Aim of the exercise: Emit the data below verbatim, stripping out any pictures.

Figure data in JSON

___

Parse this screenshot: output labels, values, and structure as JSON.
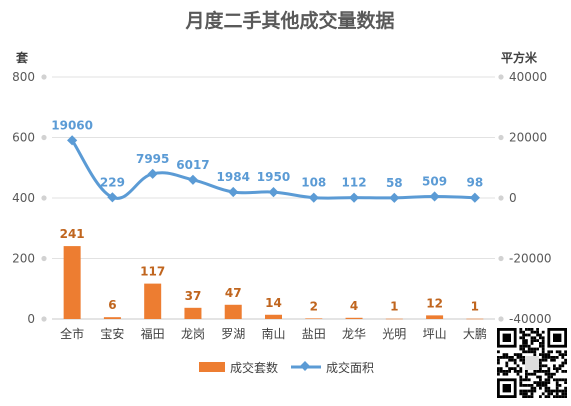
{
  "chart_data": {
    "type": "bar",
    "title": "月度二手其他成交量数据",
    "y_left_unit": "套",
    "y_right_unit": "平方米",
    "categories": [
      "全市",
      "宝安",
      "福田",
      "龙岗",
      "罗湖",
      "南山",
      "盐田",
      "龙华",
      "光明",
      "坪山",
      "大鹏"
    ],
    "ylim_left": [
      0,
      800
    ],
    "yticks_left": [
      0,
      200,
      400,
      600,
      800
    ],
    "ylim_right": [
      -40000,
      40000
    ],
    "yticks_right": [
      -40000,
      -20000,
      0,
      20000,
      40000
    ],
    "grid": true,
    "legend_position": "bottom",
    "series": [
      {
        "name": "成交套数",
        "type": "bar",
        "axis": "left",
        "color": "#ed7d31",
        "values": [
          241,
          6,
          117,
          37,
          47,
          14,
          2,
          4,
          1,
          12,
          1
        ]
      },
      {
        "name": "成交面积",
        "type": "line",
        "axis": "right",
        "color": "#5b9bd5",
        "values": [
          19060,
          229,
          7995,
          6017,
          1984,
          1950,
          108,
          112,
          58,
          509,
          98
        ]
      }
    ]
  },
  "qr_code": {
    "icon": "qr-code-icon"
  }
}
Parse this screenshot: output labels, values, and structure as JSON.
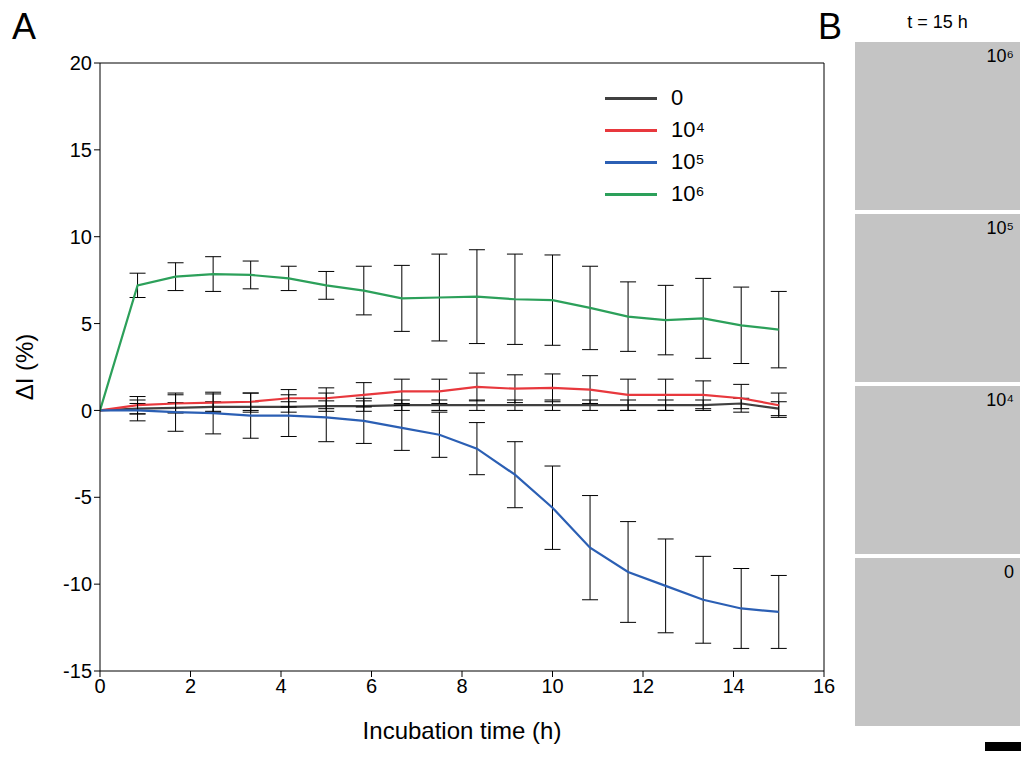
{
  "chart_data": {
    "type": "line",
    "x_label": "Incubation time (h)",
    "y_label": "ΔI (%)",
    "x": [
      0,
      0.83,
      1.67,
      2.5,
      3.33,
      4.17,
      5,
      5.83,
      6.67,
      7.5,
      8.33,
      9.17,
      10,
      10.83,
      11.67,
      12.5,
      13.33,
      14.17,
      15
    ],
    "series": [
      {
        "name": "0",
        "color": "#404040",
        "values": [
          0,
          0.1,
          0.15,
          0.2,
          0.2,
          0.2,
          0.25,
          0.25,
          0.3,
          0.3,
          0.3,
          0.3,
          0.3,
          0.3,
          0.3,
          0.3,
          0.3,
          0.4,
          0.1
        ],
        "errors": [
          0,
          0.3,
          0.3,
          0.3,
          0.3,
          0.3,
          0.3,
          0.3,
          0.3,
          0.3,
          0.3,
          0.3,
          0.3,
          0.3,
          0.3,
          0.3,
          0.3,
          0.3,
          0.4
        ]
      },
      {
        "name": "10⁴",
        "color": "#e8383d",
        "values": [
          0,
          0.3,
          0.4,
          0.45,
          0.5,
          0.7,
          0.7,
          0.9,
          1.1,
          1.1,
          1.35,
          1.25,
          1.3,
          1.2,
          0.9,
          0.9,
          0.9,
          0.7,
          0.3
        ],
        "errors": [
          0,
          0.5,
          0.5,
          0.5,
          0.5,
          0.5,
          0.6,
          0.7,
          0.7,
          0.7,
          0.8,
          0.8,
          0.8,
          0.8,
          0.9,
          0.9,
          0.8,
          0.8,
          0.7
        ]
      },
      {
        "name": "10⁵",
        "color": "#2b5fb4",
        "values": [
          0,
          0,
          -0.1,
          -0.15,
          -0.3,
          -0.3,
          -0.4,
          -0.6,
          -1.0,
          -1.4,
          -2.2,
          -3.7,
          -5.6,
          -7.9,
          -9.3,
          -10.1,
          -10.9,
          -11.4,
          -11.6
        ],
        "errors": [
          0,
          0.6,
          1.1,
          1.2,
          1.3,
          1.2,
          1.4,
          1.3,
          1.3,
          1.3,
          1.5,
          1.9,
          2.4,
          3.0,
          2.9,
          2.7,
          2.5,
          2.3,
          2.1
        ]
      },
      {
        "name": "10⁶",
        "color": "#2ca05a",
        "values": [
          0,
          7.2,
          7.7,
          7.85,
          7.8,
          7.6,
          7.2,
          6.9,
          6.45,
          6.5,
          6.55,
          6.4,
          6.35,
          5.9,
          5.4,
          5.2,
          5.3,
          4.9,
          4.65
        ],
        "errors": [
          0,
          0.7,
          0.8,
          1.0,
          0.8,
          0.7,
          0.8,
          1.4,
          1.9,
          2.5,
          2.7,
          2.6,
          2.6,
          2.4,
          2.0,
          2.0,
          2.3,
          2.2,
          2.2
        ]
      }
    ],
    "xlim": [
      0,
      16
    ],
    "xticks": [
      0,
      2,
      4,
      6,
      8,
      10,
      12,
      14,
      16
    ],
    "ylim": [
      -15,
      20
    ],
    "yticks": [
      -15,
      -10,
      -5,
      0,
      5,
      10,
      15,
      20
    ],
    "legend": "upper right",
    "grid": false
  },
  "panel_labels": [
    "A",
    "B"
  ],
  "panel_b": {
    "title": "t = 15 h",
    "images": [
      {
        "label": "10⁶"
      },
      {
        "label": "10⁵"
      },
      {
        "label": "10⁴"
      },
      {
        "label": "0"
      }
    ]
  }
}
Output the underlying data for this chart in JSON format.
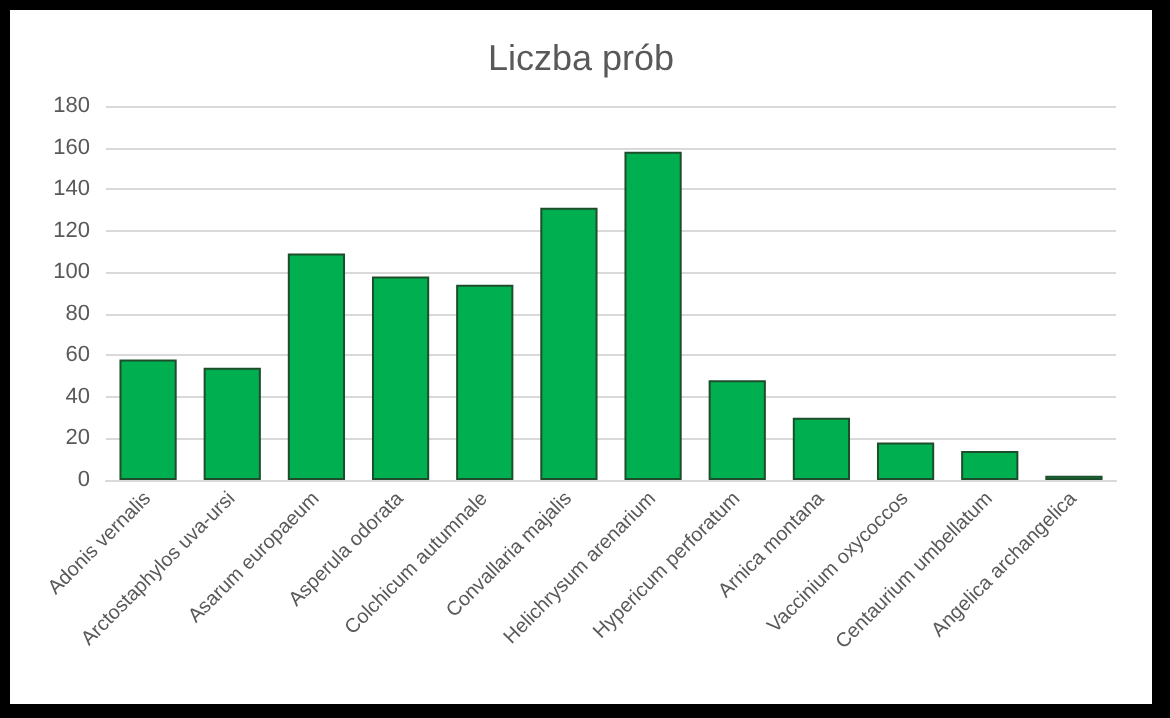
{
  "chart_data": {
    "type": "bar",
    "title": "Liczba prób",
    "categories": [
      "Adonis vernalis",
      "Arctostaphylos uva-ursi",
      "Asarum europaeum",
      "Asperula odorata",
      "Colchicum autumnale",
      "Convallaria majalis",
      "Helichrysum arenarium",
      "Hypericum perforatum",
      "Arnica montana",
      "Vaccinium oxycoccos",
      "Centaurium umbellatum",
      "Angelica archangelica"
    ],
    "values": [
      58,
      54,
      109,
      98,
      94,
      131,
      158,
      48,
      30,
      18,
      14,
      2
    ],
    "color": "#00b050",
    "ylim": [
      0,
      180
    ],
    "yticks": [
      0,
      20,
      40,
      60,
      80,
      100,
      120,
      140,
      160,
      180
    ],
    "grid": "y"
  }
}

___

Task answer:
Parse this screenshot: output labels, values, and structure as JSON.
{
  "chart_data": {
    "type": "bar",
    "title": "月度二手其他成交量数据",
    "y_left_unit": "套",
    "y_right_unit": "平方米",
    "categories": [
      "全市",
      "宝安",
      "福田",
      "龙岗",
      "罗湖",
      "南山",
      "盐田",
      "龙华",
      "光明",
      "坪山",
      "大鹏"
    ],
    "ylim_left": [
      0,
      800
    ],
    "yticks_left": [
      0,
      200,
      400,
      600,
      800
    ],
    "ylim_right": [
      -40000,
      40000
    ],
    "yticks_right": [
      -40000,
      -20000,
      0,
      20000,
      40000
    ],
    "grid": true,
    "legend_position": "bottom",
    "series": [
      {
        "name": "成交套数",
        "type": "bar",
        "axis": "left",
        "color": "#ed7d31",
        "values": [
          241,
          6,
          117,
          37,
          47,
          14,
          2,
          4,
          1,
          12,
          1
        ]
      },
      {
        "name": "成交面积",
        "type": "line",
        "axis": "right",
        "color": "#5b9bd5",
        "values": [
          19060,
          229,
          7995,
          6017,
          1984,
          1950,
          108,
          112,
          58,
          509,
          98
        ]
      }
    ]
  },
  "qr_code": {
    "icon": "qr-code-icon"
  }
}
Parse this screenshot: output labels, values, and structure as JSON.
{
  "chart_data": {
    "type": "line",
    "x_label": "Incubation time (h)",
    "y_label": "ΔI (%)",
    "x": [
      0,
      0.83,
      1.67,
      2.5,
      3.33,
      4.17,
      5,
      5.83,
      6.67,
      7.5,
      8.33,
      9.17,
      10,
      10.83,
      11.67,
      12.5,
      13.33,
      14.17,
      15
    ],
    "series": [
      {
        "name": "0",
        "color": "#404040",
        "values": [
          0,
          0.1,
          0.15,
          0.2,
          0.2,
          0.2,
          0.25,
          0.25,
          0.3,
          0.3,
          0.3,
          0.3,
          0.3,
          0.3,
          0.3,
          0.3,
          0.3,
          0.4,
          0.1
        ],
        "errors": [
          0,
          0.3,
          0.3,
          0.3,
          0.3,
          0.3,
          0.3,
          0.3,
          0.3,
          0.3,
          0.3,
          0.3,
          0.3,
          0.3,
          0.3,
          0.3,
          0.3,
          0.3,
          0.4
        ]
      },
      {
        "name": "10⁴",
        "color": "#e8383d",
        "values": [
          0,
          0.3,
          0.4,
          0.45,
          0.5,
          0.7,
          0.7,
          0.9,
          1.1,
          1.1,
          1.35,
          1.25,
          1.3,
          1.2,
          0.9,
          0.9,
          0.9,
          0.7,
          0.3
        ],
        "errors": [
          0,
          0.5,
          0.5,
          0.5,
          0.5,
          0.5,
          0.6,
          0.7,
          0.7,
          0.7,
          0.8,
          0.8,
          0.8,
          0.8,
          0.9,
          0.9,
          0.8,
          0.8,
          0.7
        ]
      },
      {
        "name": "10⁵",
        "color": "#2b5fb4",
        "values": [
          0,
          0,
          -0.1,
          -0.15,
          -0.3,
          -0.3,
          -0.4,
          -0.6,
          -1.0,
          -1.4,
          -2.2,
          -3.7,
          -5.6,
          -7.9,
          -9.3,
          -10.1,
          -10.9,
          -11.4,
          -11.6
        ],
        "errors": [
          0,
          0.6,
          1.1,
          1.2,
          1.3,
          1.2,
          1.4,
          1.3,
          1.3,
          1.3,
          1.5,
          1.9,
          2.4,
          3.0,
          2.9,
          2.7,
          2.5,
          2.3,
          2.1
        ]
      },
      {
        "name": "10⁶",
        "color": "#2ca05a",
        "values": [
          0,
          7.2,
          7.7,
          7.85,
          7.8,
          7.6,
          7.2,
          6.9,
          6.45,
          6.5,
          6.55,
          6.4,
          6.35,
          5.9,
          5.4,
          5.2,
          5.3,
          4.9,
          4.65
        ],
        "errors": [
          0,
          0.7,
          0.8,
          1.0,
          0.8,
          0.7,
          0.8,
          1.4,
          1.9,
          2.5,
          2.7,
          2.6,
          2.6,
          2.4,
          2.0,
          2.0,
          2.3,
          2.2,
          2.2
        ]
      }
    ],
    "xlim": [
      0,
      16
    ],
    "xticks": [
      0,
      2,
      4,
      6,
      8,
      10,
      12,
      14,
      16
    ],
    "ylim": [
      -15,
      20
    ],
    "yticks": [
      -15,
      -10,
      -5,
      0,
      5,
      10,
      15,
      20
    ],
    "legend": "upper right",
    "grid": false
  },
  "panel_labels": [
    "A",
    "B"
  ],
  "panel_b": {
    "title": "t = 15 h",
    "images": [
      {
        "label": "10⁶"
      },
      {
        "label": "10⁵"
      },
      {
        "label": "10⁴"
      },
      {
        "label": "0"
      }
    ]
  }
}
Output the underlying data for this chart in JSON format.
{
  "chart_data": {
    "type": "bar",
    "title": "Liczba prób",
    "categories": [
      "Adonis vernalis",
      "Arctostaphylos uva-ursi",
      "Asarum europaeum",
      "Asperula odorata",
      "Colchicum autumnale",
      "Convallaria majalis",
      "Helichrysum arenarium",
      "Hypericum perforatum",
      "Arnica montana",
      "Vaccinium oxycoccos",
      "Centaurium umbellatum",
      "Angelica archangelica"
    ],
    "values": [
      58,
      54,
      109,
      98,
      94,
      131,
      158,
      48,
      30,
      18,
      14,
      2
    ],
    "color": "#00b050",
    "ylim": [
      0,
      180
    ],
    "yticks": [
      0,
      20,
      40,
      60,
      80,
      100,
      120,
      140,
      160,
      180
    ],
    "grid": "y"
  }
}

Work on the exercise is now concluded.